→ **TASK REQUIREMENTS**:
Every line below that holds the string "chevron" should be copied out.

→ **DATA SHOWN**:

-- Start --

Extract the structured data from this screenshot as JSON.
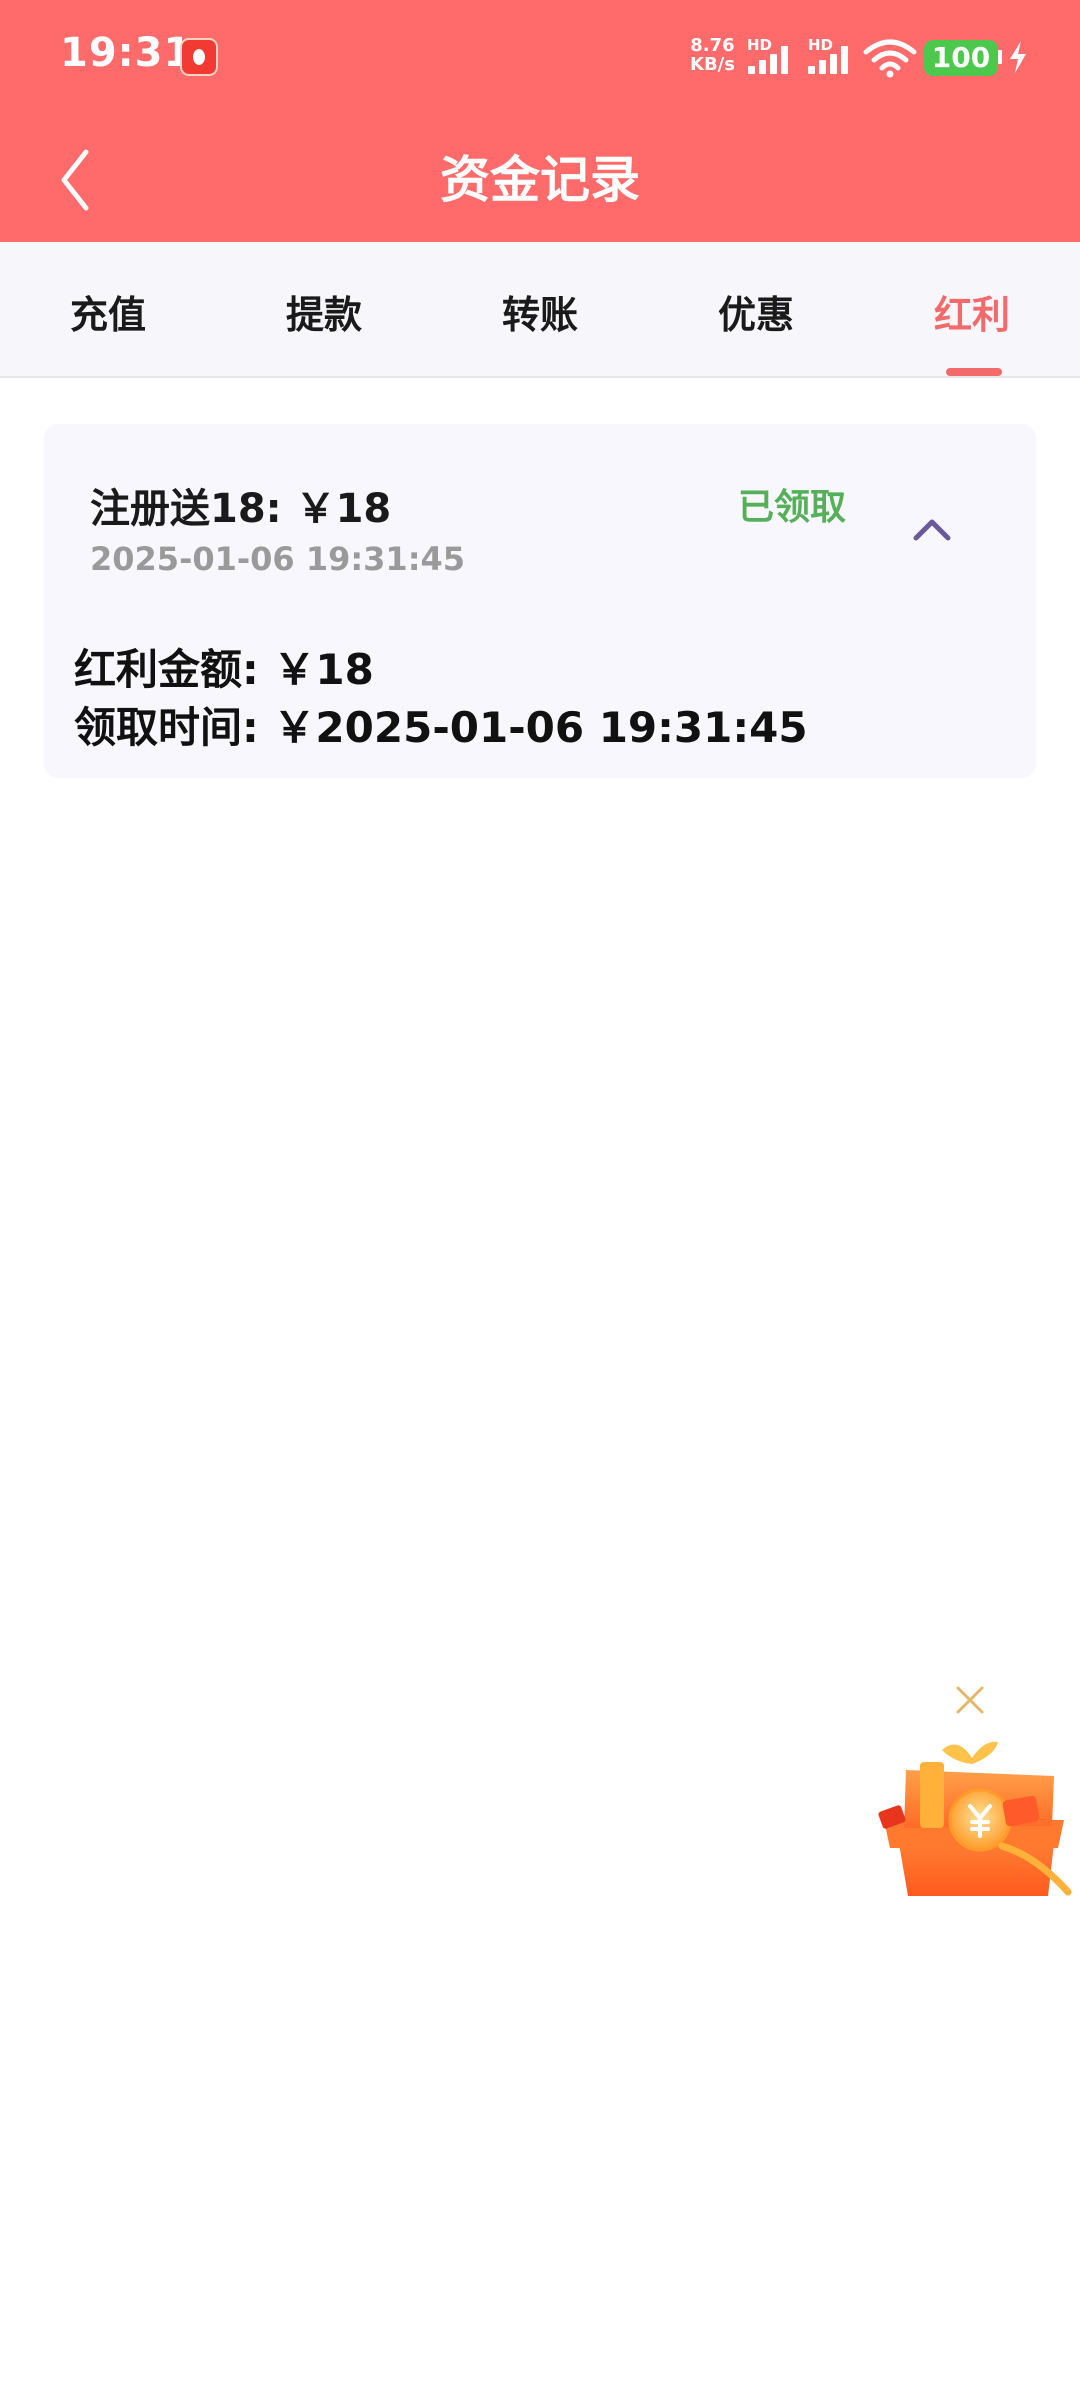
{
  "status_bar": {
    "time": "19:31",
    "net_speed_value": "8.76",
    "net_speed_unit": "KB/s",
    "hd_label_1": "HD",
    "hd_label_2": "HD",
    "battery_level": "100",
    "icons": [
      "app-notification-icon",
      "signal-icon",
      "signal-icon",
      "wifi-icon",
      "battery-icon",
      "charging-icon"
    ]
  },
  "header": {
    "title": "资金记录",
    "back_icon": "chevron-left-icon"
  },
  "tabs": [
    {
      "label": "充值",
      "active": false
    },
    {
      "label": "提款",
      "active": false
    },
    {
      "label": "转账",
      "active": false
    },
    {
      "label": "优惠",
      "active": false
    },
    {
      "label": "红利",
      "active": true
    }
  ],
  "record": {
    "title": "注册送18: ￥18",
    "date": "2025-01-06 19:31:45",
    "status": "已领取",
    "expand_icon": "chevron-up-icon",
    "details": [
      "红利金额: ￥18",
      "领取时间: ￥2025-01-06 19:31:45"
    ]
  },
  "floating_gift": {
    "icons": [
      "close-icon",
      "gift-box-icon"
    ]
  },
  "colors": {
    "header_bg": "#ff6a6a",
    "accent": "#f26a6a",
    "status_green": "#55b059",
    "card_bg": "#f7f7fd",
    "chevron": "#6b5a9a"
  }
}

-- End --

→ **THE REPLY**:
    "back_icon": "chevron-left-icon"
    "expand_icon": "chevron-up-icon",
    "chevron": "#6b5a9a"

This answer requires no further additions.